:: WRITTEN INSTRUCTION ::
Can you output the material exactly as written, minus any pictures it holds?

======

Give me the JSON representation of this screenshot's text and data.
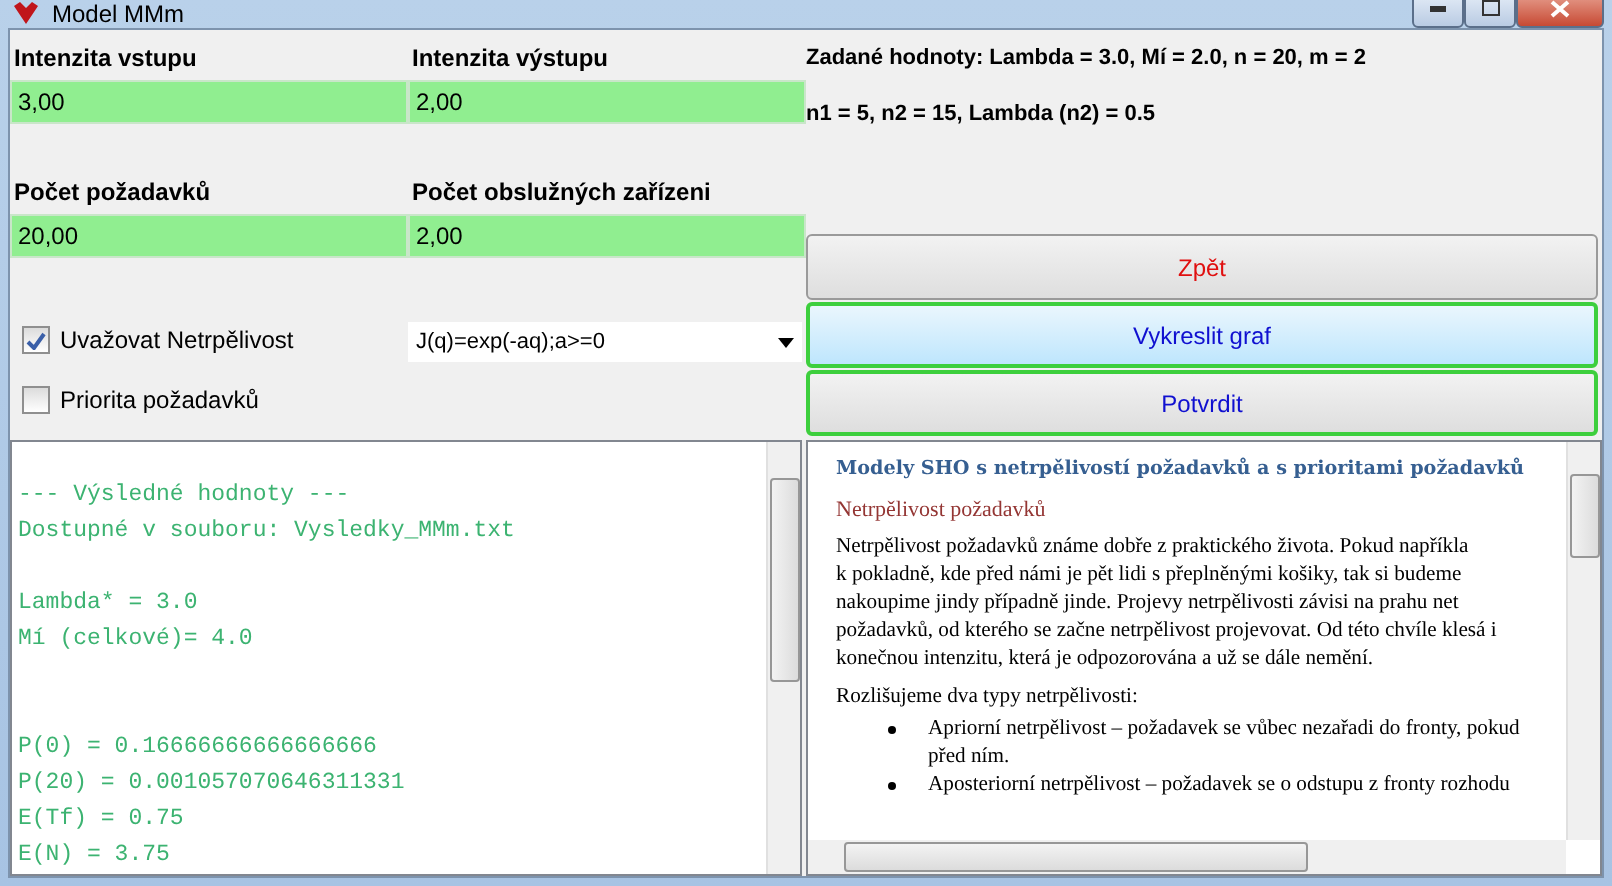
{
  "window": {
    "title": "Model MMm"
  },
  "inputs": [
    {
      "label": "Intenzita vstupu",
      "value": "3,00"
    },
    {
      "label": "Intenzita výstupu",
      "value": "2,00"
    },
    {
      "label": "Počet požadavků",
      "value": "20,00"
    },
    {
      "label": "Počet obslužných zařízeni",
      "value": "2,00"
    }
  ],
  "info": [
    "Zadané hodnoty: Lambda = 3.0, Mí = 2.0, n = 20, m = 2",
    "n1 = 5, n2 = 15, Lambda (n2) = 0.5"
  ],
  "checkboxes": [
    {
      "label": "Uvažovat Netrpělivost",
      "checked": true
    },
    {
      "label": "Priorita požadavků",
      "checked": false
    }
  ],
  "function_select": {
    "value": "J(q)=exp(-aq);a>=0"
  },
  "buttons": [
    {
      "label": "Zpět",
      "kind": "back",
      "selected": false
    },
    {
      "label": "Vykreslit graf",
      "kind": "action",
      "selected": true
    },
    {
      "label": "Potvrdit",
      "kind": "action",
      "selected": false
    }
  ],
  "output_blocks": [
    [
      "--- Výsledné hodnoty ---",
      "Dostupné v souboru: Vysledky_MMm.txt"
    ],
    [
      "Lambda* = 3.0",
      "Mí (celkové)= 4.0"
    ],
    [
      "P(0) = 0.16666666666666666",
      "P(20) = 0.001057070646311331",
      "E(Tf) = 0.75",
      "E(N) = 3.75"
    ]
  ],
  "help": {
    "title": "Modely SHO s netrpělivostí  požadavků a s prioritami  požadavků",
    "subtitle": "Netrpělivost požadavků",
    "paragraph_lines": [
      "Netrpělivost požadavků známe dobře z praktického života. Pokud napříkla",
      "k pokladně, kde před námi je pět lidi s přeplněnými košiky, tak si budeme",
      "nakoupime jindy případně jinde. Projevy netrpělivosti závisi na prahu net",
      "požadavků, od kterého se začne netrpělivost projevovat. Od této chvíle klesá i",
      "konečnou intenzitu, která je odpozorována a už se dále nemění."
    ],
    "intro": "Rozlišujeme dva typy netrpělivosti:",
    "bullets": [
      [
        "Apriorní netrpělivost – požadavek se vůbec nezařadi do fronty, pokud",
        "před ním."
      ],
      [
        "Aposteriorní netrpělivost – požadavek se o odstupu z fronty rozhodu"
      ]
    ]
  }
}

======

:: ANSWER TO THE PROBLEM ::
Give me the JSON representation of this screenshot's text and data.
{
  "window": {
    "title": "Model MMm"
  },
  "inputs": [
    {
      "label": "Intenzita vstupu",
      "value": "3,00"
    },
    {
      "label": "Intenzita výstupu",
      "value": "2,00"
    },
    {
      "label": "Počet požadavků",
      "value": "20,00"
    },
    {
      "label": "Počet obslužných zařízeni",
      "value": "2,00"
    }
  ],
  "info": [
    "Zadané hodnoty: Lambda = 3.0, Mí = 2.0, n = 20, m = 2",
    "n1 = 5, n2 = 15, Lambda (n2) = 0.5"
  ],
  "checkboxes": [
    {
      "label": "Uvažovat Netrpělivost",
      "checked": true
    },
    {
      "label": "Priorita požadavků",
      "checked": false
    }
  ],
  "function_select": {
    "value": "J(q)=exp(-aq);a>=0"
  },
  "buttons": [
    {
      "label": "Zpět",
      "kind": "back",
      "selected": false
    },
    {
      "label": "Vykreslit graf",
      "kind": "action",
      "selected": true
    },
    {
      "label": "Potvrdit",
      "kind": "action",
      "selected": false
    }
  ],
  "output_blocks": [
    [
      "--- Výsledné hodnoty ---",
      "Dostupné v souboru: Vysledky_MMm.txt"
    ],
    [
      "Lambda* = 3.0",
      "Mí (celkové)= 4.0"
    ],
    [
      "P(0) = 0.16666666666666666",
      "P(20) = 0.001057070646311331",
      "E(Tf) = 0.75",
      "E(N) = 3.75"
    ]
  ],
  "help": {
    "title": "Modely SHO s netrpělivostí  požadavků a s prioritami  požadavků",
    "subtitle": "Netrpělivost požadavků",
    "paragraph_lines": [
      "Netrpělivost požadavků známe dobře z praktického života. Pokud napříkla",
      "k pokladně, kde před námi je pět lidi s přeplněnými košiky, tak si budeme",
      "nakoupime jindy případně jinde. Projevy netrpělivosti závisi na prahu net",
      "požadavků, od kterého se začne netrpělivost projevovat. Od této chvíle klesá i",
      "konečnou intenzitu, která je odpozorována a už se dále nemění."
    ],
    "intro": "Rozlišujeme dva typy netrpělivosti:",
    "bullets": [
      [
        "Apriorní netrpělivost – požadavek se vůbec nezařadi do fronty, pokud",
        "před ním."
      ],
      [
        "Aposteriorní netrpělivost – požadavek se o odstupu z fronty rozhodu"
      ]
    ]
  }
}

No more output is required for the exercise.